• **Saved entries**:

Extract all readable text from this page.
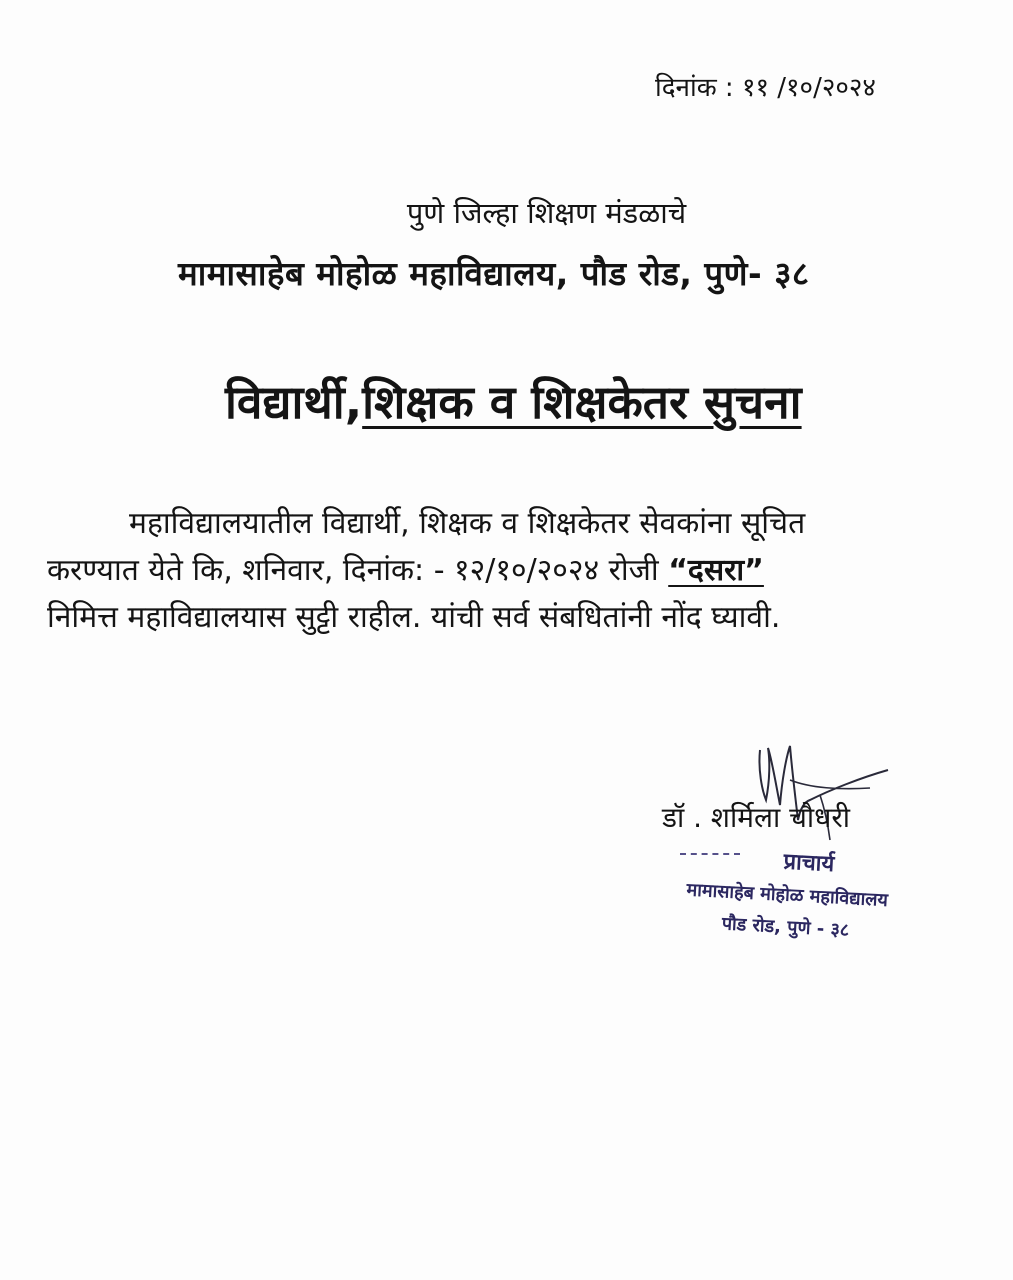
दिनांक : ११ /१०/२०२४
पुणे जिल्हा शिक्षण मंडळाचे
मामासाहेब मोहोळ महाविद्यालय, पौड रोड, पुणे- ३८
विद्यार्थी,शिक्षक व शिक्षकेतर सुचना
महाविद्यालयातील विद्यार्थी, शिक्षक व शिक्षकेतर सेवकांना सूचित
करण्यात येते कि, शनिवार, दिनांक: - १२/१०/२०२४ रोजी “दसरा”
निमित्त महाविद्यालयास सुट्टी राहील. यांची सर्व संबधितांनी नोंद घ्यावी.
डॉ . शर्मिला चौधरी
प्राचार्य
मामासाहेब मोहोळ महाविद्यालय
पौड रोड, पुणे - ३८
* * *
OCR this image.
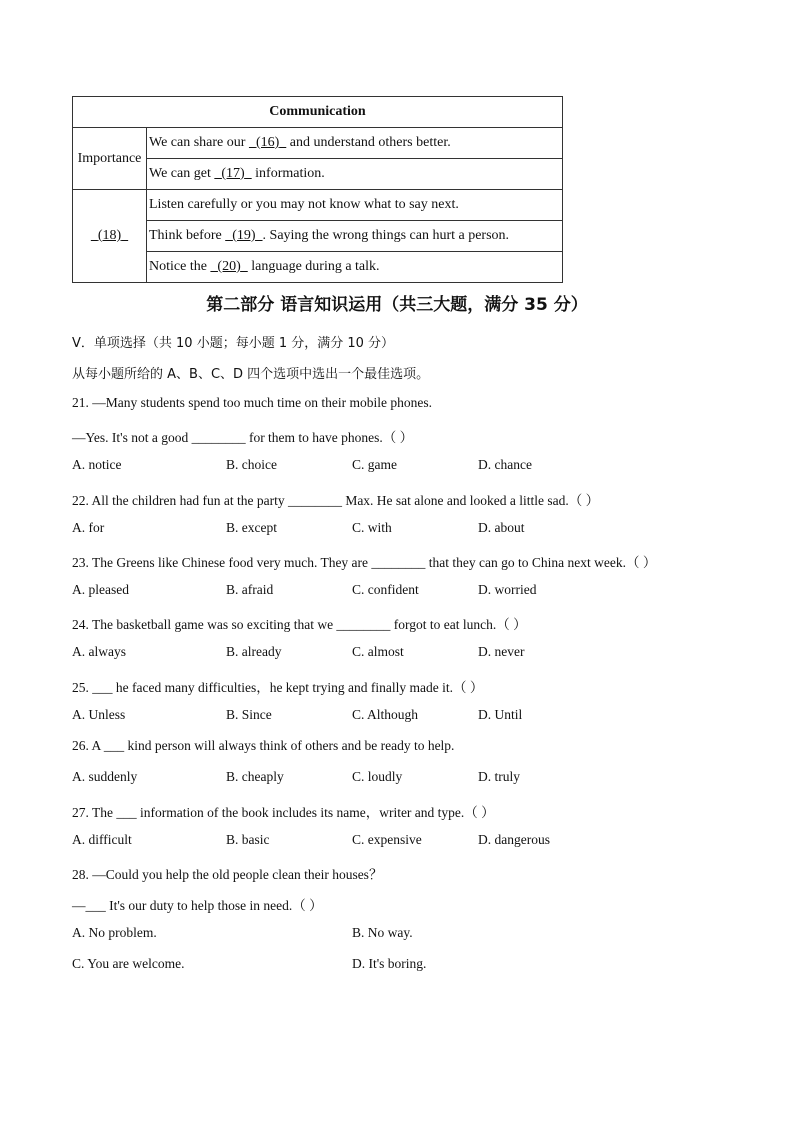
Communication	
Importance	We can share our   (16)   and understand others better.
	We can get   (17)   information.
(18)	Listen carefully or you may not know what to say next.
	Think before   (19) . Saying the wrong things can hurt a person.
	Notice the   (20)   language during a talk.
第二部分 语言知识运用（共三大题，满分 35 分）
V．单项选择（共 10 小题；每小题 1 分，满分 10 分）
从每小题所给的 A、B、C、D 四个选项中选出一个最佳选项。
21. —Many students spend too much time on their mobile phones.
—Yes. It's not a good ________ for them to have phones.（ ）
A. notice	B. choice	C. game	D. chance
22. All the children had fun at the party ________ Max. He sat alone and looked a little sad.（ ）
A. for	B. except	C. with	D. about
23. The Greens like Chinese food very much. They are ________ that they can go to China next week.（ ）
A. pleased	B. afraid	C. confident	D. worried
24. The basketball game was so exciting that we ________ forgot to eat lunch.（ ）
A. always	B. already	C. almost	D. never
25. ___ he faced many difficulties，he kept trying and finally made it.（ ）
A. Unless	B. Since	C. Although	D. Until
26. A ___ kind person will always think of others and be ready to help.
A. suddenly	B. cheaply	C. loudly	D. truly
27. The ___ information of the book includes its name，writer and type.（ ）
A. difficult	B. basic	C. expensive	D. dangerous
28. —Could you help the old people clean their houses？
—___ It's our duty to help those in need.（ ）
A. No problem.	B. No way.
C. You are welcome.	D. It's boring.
--
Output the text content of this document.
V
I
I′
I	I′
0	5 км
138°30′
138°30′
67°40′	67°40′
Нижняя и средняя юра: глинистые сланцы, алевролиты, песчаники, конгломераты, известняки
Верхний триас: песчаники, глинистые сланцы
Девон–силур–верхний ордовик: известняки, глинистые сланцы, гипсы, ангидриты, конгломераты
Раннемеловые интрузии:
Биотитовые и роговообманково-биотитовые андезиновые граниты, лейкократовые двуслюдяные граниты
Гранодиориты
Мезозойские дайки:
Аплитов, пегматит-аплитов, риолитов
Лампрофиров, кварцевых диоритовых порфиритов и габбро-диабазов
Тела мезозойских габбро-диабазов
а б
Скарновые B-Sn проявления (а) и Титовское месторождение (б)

• **Your task**:
Copy each line from the records above that includes the string "this".

• **Finished answer**:
Extract all readable text from this page.
OCR this image.
Output the text content of this document.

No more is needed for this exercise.